■ List of tasks ■
A. From the thread on returning a value of unknown type, extract the passage starting at "I have a very" and ending at "a concrete type.".
B. Answer these questions from the thread on returning a value of unknown type:
(i) What is the type of the class's public property that holds the custom user settings?
(ii) Which two settings does the user enter into the program in the example?
(iii) What reputation is shown for Patrick Hofman?

■ Extracted text ■
J. Doe
J. Doe

Reputation: 363

How to return a value of unknown type?

I have a very abstract problem ahead of me.

I have a class that has a public property of type Dictionary<string, object> the job of this dictionary is to hold custom user settings and their values.

There are no constraints on the settings but generally they are similar to:
"Brightness", 100
"Connection, "TCP"

So when I instantiate this class its dictionary property will be filled with the names of the settings and their corresponding values.

The problem is retrieving a value.
Since the values can be ints, strings, etc. they are stored as an object in the dictionary but I need to retrieve them as a concrete type.

While I can use dict["Brightness"].GetType() to find out what the type or use pattern matching I am having trouble figuring out what method return type to use.

I thought that, maybe, I can use a separate "result" property for each type and based on the value's type assign the corresponding value to the correct property, so like if the "Brightness" is 100, then have a method that tests the type of the value of "Brightness" and upon seeing it is int do something like

int resultInt;
resultInt = (int)dict["Brightness"];

But something tells me this is ugly and there is a better way.
Furthermore this is not threadsafe.

Additional information on the program's purpose:
The program's idea is to be able to, basically, store a bunch of settings and their values for different systems. They are always in a key-value relationship, keys are unique and values can be anything. They can be strings, ints, floats, decimal, etc. The purpose of the program is user customisation, in a way.
What I mean by this is - the user enters what settings he wants stored. What he enters becomes the full list of possible settings that the program will work with. He then enters values for these settings for each system or "device" that he has. So, for example, he says "I have a computer and a smartphone". Enters the settings "Brightness" and "CPU" into the program. Now the program knows all systems he configures will have these two settings with possibly different values associated with them.
So then the user can say "I want my smartphone screen brightness to be 80%." so he enters the int "80" as the value of "Brightness" for the entry that will correspond to his smartphone. Similarly he can enter a different value for his home computer.

Bottom line I never know what types will need to be stored.

Upvotes: 4

Views: 2662

Answers (4)

Patrick Hofman
Patrick Hofman

Reputation: 156918

Updated: As per the comments and your clarification: there is no way to write your code type-safe when you don't know the type on beforehand. There is no use in it.

So you have to keep using reflection or your own way of registering the type metadata (an enum or class containing some useful information on its type).

You can use your own metadata as decribed above to build your UI, do data validation and required casting in specific cases.


Old and less relevant: If you know the type on compile time, you could use generics to make it look a little more streamlined:

public T GetValueOrDefault<T>(string key)
{
    if (this.dictionary.TryGetValue(key, out object o))
    {
        return (T)(object)o;
    }

    return default(T);
}

For sure you have to check if your design makes sense, but I can't judge that right now from what you have written.

Upvotes: 4

MakePeaceGreatAgain
MakePeaceGreatAgain

Reputation: 37000

But something tells me this is ugly and there is a better way.

I completely agree your assumption.

■ Dataset ■

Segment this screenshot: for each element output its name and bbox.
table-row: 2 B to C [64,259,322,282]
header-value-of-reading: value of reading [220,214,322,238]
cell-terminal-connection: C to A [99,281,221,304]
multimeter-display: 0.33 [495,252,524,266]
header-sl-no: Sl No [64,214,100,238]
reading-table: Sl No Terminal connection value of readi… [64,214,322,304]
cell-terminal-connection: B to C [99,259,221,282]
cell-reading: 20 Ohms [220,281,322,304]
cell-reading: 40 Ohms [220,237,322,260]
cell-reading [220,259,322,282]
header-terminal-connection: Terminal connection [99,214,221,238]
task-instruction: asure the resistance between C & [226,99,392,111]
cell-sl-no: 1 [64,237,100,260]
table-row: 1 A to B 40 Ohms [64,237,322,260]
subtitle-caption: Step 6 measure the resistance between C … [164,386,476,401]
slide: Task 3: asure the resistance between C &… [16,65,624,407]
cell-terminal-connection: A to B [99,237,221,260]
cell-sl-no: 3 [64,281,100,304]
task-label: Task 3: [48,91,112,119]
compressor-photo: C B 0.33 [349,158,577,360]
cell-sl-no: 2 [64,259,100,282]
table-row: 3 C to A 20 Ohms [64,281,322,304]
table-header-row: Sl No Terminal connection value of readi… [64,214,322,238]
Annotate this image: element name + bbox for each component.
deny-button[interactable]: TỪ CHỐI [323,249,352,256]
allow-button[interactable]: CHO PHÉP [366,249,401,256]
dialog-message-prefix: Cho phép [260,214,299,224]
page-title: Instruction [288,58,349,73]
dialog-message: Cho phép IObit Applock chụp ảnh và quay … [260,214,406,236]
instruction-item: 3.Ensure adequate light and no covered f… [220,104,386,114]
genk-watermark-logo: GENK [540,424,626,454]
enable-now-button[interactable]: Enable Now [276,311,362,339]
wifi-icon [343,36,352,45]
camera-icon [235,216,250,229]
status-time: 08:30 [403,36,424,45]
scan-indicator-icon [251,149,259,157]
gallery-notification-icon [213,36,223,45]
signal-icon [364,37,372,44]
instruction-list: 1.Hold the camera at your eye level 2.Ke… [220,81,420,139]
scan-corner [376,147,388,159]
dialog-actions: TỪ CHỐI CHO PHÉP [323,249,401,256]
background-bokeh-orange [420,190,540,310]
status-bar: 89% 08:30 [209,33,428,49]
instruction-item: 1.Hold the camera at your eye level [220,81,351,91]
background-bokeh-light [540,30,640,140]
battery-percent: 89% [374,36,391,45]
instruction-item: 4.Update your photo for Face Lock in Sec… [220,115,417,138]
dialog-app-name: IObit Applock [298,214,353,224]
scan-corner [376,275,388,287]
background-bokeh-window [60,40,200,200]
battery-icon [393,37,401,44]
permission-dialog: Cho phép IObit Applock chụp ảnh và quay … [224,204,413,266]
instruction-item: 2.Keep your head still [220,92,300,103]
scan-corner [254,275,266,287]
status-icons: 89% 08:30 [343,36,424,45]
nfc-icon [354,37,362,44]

■ Task-by-task answers ■
A.
I have a very abstract problem ahead of me.

I have a class that has a public property of type Dictionary<string, object> the job of this dictionary is to hold custom user settings and their values.

There are no constraints on the settings but generally they are similar to:
"Brightness", 100
"Connection, "TCP"

So when I instantiate this class its dictionary property will be filled with the names of the settings and their corresponding values.

The problem is retrieving a value.
Since the values can be ints, strings, etc. they are stored as an object in the dictionary but I need to retrieve them as a concrete type.

B.
(i) Dictionary<string, object>
(ii) "Brightness" and "CPU"
(iii) 156918